▸ Task instructions
Below are the records; collect from them each line containing the string "Write".

(Dataset records)

****************************************

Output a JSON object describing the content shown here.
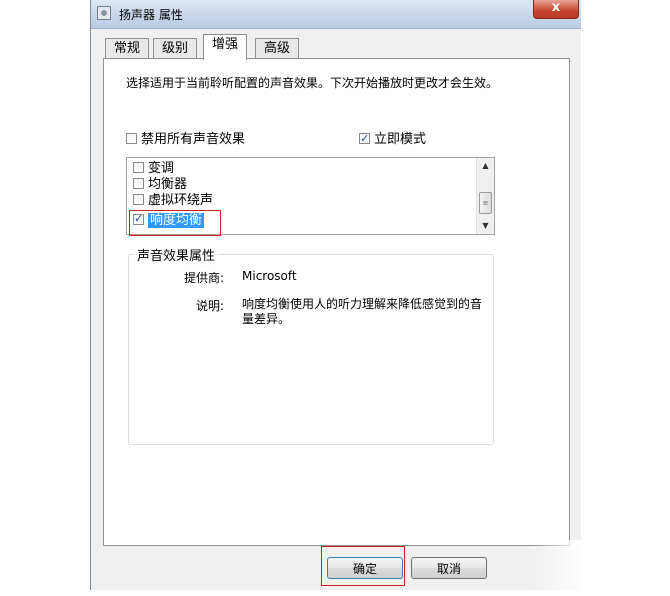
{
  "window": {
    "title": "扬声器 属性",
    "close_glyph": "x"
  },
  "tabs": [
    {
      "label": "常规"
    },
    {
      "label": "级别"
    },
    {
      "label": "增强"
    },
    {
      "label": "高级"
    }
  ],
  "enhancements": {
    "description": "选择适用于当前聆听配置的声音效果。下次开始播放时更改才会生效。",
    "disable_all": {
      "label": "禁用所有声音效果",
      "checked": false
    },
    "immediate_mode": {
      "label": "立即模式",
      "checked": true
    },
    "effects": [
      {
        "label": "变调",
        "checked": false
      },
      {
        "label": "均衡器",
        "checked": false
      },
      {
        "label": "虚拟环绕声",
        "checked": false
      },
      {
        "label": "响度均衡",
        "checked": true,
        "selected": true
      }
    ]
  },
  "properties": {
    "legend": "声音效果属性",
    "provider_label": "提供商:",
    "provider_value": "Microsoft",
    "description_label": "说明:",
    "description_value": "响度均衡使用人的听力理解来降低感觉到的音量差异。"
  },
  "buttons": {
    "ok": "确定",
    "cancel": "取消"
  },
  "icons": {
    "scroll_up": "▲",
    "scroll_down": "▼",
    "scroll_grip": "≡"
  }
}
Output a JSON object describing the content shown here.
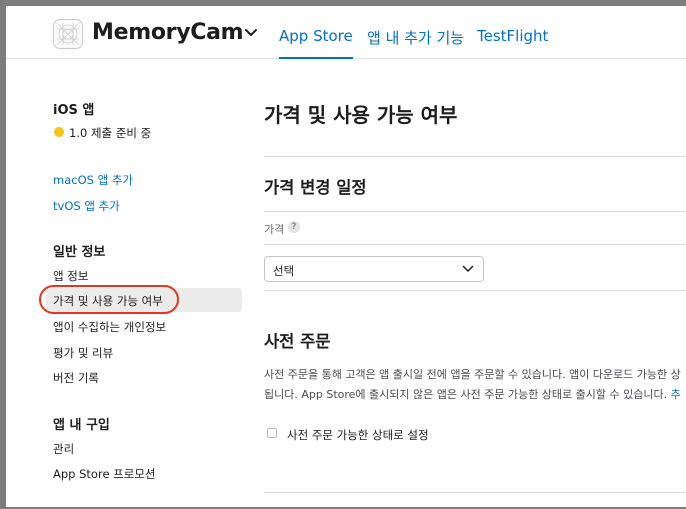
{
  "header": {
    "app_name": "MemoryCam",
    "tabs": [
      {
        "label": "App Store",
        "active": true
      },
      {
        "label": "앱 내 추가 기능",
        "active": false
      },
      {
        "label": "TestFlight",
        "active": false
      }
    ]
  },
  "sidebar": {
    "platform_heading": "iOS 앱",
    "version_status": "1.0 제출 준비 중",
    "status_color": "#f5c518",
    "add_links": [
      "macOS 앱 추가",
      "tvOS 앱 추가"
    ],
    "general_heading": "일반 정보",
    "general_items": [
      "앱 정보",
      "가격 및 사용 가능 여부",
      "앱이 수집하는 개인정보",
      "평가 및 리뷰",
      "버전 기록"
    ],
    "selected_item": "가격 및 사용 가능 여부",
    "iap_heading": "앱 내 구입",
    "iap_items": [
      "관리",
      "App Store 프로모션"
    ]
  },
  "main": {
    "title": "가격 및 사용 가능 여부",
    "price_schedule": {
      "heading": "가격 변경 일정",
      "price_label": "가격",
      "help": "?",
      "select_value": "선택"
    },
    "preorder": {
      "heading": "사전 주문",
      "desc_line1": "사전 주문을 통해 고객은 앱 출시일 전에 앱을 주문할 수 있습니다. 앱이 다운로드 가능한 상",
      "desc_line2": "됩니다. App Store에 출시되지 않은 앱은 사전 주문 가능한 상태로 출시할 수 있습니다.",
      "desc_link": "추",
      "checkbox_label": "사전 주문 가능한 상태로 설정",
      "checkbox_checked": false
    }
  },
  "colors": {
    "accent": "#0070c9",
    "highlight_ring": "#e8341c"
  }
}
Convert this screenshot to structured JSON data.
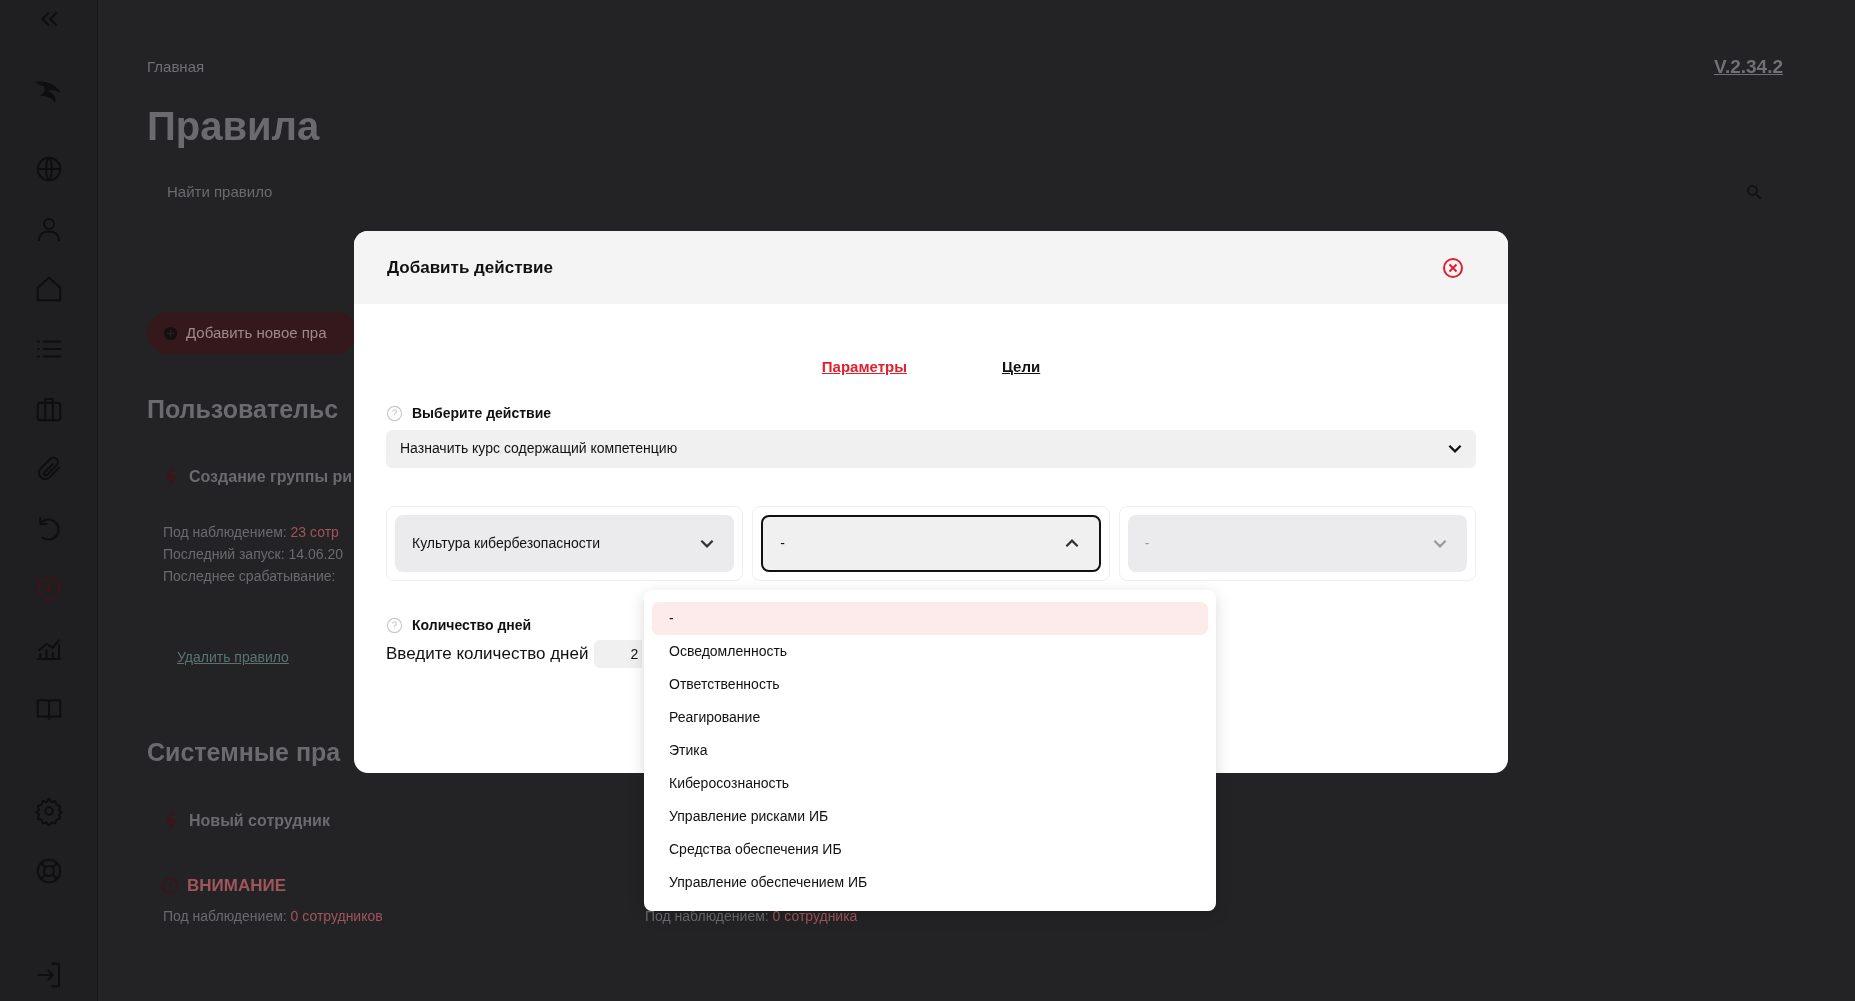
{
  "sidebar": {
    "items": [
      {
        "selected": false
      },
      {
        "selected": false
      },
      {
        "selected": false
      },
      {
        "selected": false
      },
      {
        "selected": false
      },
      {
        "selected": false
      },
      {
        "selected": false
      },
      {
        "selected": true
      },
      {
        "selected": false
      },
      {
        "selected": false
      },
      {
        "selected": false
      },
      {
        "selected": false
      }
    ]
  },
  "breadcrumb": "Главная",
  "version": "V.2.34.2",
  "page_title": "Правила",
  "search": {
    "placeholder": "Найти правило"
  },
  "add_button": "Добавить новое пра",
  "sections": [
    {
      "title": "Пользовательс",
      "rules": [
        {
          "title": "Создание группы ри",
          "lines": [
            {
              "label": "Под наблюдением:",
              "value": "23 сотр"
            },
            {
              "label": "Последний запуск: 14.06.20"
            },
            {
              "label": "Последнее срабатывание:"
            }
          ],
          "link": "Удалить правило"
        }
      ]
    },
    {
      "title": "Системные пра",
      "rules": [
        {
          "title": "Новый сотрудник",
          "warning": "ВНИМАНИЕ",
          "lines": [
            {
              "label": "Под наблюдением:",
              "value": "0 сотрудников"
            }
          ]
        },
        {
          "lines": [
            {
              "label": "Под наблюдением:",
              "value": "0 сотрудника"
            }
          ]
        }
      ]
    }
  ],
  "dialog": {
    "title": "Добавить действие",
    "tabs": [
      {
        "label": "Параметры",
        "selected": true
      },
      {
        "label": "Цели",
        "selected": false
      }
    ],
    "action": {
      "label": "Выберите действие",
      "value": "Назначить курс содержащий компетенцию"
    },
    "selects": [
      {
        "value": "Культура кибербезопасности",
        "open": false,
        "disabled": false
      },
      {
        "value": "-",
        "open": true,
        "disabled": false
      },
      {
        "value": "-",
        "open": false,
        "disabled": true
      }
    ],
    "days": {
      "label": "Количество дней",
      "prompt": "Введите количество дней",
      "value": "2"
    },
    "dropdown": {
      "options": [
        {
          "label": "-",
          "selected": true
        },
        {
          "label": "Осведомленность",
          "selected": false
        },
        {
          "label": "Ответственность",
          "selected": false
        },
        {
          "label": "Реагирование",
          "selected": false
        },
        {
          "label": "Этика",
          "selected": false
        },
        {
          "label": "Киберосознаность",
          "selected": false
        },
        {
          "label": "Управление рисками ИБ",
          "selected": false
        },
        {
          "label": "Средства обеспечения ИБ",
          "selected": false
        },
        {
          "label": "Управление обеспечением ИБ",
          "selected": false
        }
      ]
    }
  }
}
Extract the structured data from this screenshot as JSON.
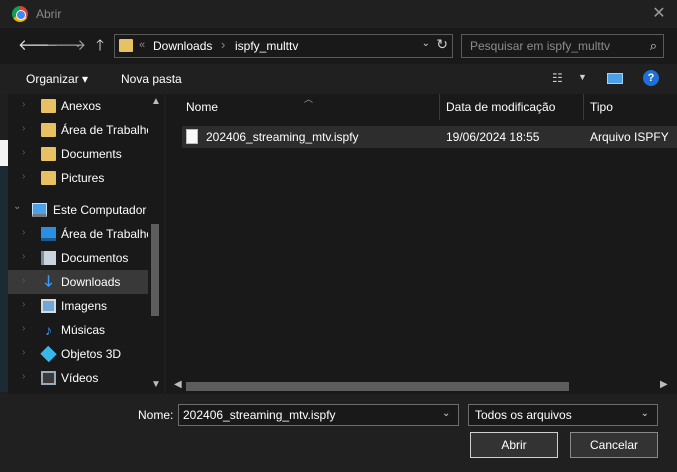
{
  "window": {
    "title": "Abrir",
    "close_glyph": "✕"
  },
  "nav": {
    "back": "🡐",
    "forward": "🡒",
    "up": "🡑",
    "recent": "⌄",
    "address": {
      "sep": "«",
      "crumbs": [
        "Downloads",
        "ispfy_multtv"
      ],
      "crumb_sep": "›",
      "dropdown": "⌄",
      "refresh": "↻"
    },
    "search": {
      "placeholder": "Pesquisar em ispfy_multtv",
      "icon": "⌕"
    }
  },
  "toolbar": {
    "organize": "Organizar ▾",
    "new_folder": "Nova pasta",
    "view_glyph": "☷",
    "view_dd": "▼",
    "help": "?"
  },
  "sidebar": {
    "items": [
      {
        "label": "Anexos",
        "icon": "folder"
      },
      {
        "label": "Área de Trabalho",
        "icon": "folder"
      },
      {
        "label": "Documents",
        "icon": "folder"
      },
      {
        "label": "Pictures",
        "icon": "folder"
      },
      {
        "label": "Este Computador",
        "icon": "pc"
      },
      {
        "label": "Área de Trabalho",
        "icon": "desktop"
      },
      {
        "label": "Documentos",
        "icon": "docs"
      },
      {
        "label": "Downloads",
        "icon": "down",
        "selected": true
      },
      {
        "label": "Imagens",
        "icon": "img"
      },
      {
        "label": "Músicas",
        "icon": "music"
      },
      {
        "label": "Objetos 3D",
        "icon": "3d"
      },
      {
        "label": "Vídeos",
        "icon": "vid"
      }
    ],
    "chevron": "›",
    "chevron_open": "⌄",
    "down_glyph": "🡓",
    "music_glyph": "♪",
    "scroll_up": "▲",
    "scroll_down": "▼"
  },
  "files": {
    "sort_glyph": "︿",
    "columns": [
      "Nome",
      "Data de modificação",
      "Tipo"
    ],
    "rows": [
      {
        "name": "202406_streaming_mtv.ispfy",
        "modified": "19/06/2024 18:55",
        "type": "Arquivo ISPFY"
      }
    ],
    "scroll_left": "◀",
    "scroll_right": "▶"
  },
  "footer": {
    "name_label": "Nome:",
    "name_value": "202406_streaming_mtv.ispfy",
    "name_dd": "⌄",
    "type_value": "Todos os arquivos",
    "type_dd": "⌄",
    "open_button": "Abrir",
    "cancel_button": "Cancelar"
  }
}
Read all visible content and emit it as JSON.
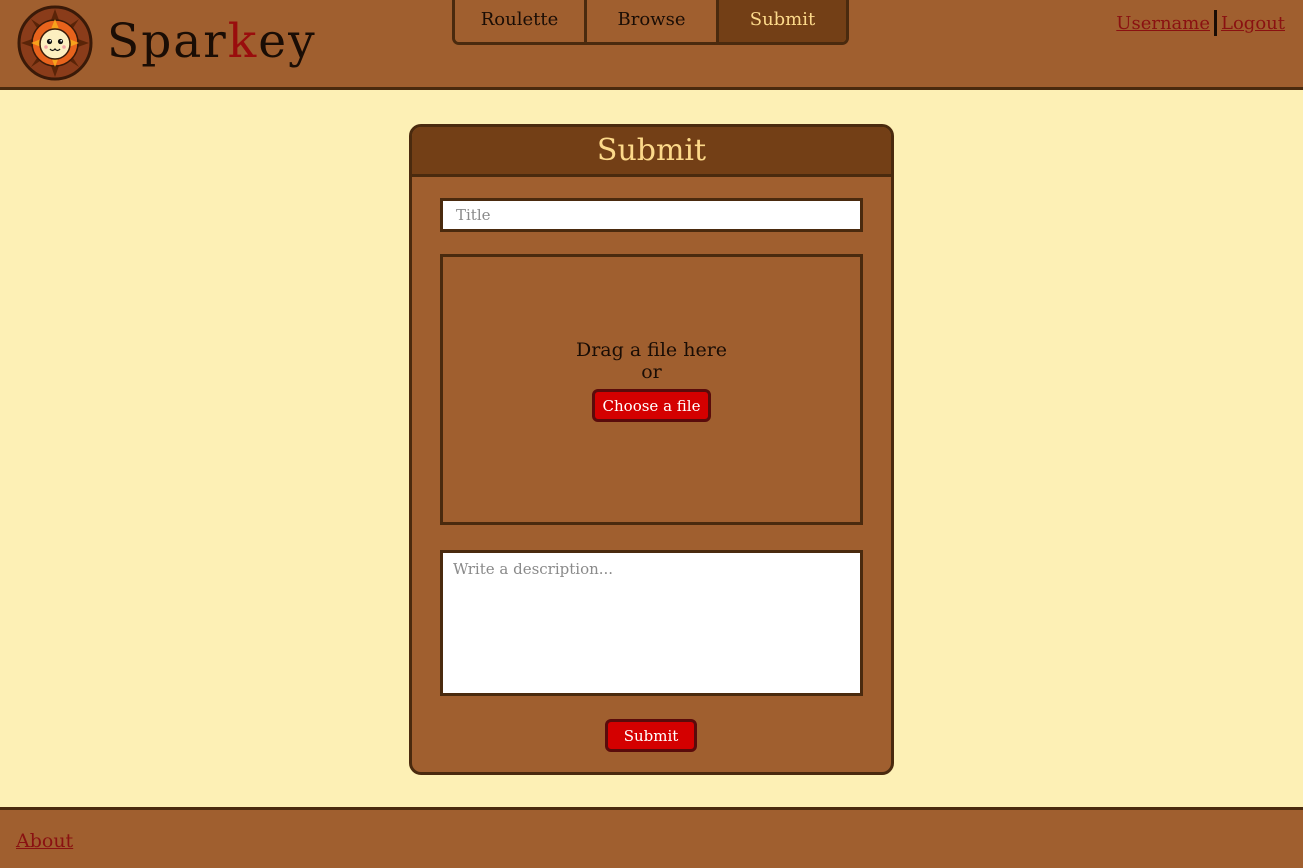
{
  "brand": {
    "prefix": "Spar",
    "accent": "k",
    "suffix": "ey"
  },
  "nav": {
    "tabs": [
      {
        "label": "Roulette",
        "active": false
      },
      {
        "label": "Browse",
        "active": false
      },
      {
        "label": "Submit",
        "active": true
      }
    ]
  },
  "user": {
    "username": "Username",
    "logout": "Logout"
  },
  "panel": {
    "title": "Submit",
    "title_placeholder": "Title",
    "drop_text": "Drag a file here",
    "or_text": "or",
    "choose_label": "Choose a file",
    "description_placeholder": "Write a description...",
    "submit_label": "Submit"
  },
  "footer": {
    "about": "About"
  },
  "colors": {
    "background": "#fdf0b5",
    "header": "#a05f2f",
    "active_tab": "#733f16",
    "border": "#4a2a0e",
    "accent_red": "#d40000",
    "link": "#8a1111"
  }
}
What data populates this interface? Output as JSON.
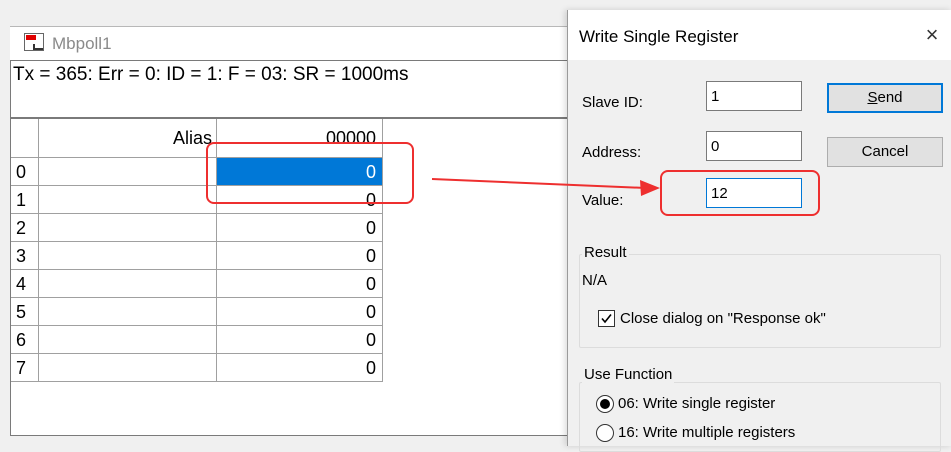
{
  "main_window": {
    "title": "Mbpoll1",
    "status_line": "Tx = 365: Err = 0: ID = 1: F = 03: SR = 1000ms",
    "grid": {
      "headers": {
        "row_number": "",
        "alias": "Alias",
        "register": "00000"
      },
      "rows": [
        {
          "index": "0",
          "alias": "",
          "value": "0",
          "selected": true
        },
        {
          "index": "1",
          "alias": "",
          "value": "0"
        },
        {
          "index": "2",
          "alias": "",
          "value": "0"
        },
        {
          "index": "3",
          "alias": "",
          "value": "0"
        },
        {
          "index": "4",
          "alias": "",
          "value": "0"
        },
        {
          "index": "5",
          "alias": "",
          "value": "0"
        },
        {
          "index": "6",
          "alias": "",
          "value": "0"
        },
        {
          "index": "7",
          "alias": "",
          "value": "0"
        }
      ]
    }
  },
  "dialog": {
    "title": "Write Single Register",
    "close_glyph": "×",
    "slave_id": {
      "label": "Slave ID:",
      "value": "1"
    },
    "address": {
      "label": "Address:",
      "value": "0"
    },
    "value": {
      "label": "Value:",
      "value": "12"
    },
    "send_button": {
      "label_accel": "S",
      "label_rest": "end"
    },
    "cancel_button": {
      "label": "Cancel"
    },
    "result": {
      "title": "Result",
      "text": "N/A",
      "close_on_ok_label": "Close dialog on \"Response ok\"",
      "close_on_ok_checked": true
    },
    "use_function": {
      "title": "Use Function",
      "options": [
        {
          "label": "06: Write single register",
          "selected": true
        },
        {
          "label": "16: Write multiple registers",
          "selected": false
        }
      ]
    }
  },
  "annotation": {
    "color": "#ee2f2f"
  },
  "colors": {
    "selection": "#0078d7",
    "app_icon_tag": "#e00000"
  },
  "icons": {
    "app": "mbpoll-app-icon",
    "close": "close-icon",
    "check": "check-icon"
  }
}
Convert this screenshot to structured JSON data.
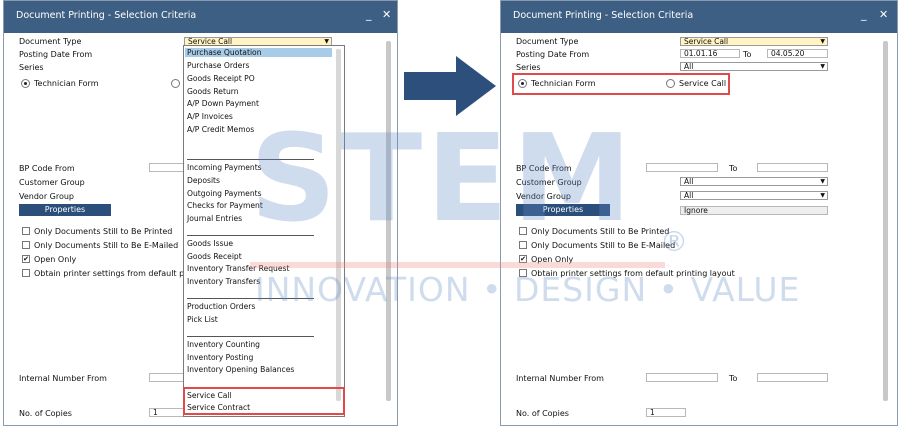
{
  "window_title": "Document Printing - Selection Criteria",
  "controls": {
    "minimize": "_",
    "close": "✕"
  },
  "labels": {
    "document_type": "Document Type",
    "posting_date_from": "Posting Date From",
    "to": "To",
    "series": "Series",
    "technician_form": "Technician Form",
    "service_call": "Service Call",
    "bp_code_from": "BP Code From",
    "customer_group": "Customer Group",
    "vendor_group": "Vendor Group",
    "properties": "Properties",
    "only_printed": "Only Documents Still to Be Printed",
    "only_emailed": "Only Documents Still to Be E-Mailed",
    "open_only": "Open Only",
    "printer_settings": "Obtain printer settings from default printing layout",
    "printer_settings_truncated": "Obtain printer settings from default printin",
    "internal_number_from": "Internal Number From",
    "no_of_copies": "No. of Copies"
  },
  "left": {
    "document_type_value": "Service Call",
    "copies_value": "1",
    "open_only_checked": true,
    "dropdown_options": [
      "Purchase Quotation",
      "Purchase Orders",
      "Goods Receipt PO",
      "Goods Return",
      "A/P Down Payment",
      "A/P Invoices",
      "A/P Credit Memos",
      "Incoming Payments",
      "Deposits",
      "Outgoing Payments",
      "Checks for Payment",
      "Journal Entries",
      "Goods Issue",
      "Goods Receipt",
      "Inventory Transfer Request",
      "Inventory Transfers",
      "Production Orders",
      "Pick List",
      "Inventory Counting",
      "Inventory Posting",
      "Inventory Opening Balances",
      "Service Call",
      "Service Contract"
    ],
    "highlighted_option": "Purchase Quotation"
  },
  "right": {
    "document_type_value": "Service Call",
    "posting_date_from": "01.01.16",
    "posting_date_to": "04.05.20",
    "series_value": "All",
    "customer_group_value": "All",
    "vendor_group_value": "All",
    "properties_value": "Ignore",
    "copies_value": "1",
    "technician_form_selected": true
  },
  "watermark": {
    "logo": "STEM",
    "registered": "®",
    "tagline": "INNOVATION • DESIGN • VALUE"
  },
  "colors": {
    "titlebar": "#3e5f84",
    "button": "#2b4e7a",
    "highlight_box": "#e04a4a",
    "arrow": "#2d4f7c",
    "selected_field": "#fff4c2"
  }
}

****************************************

▸ Full solution
    "description_placeholder": "Write a description...",
    "title": "Write Single Register",
          "label": "06: Write single register",
          "label": "16: Write multiple registers",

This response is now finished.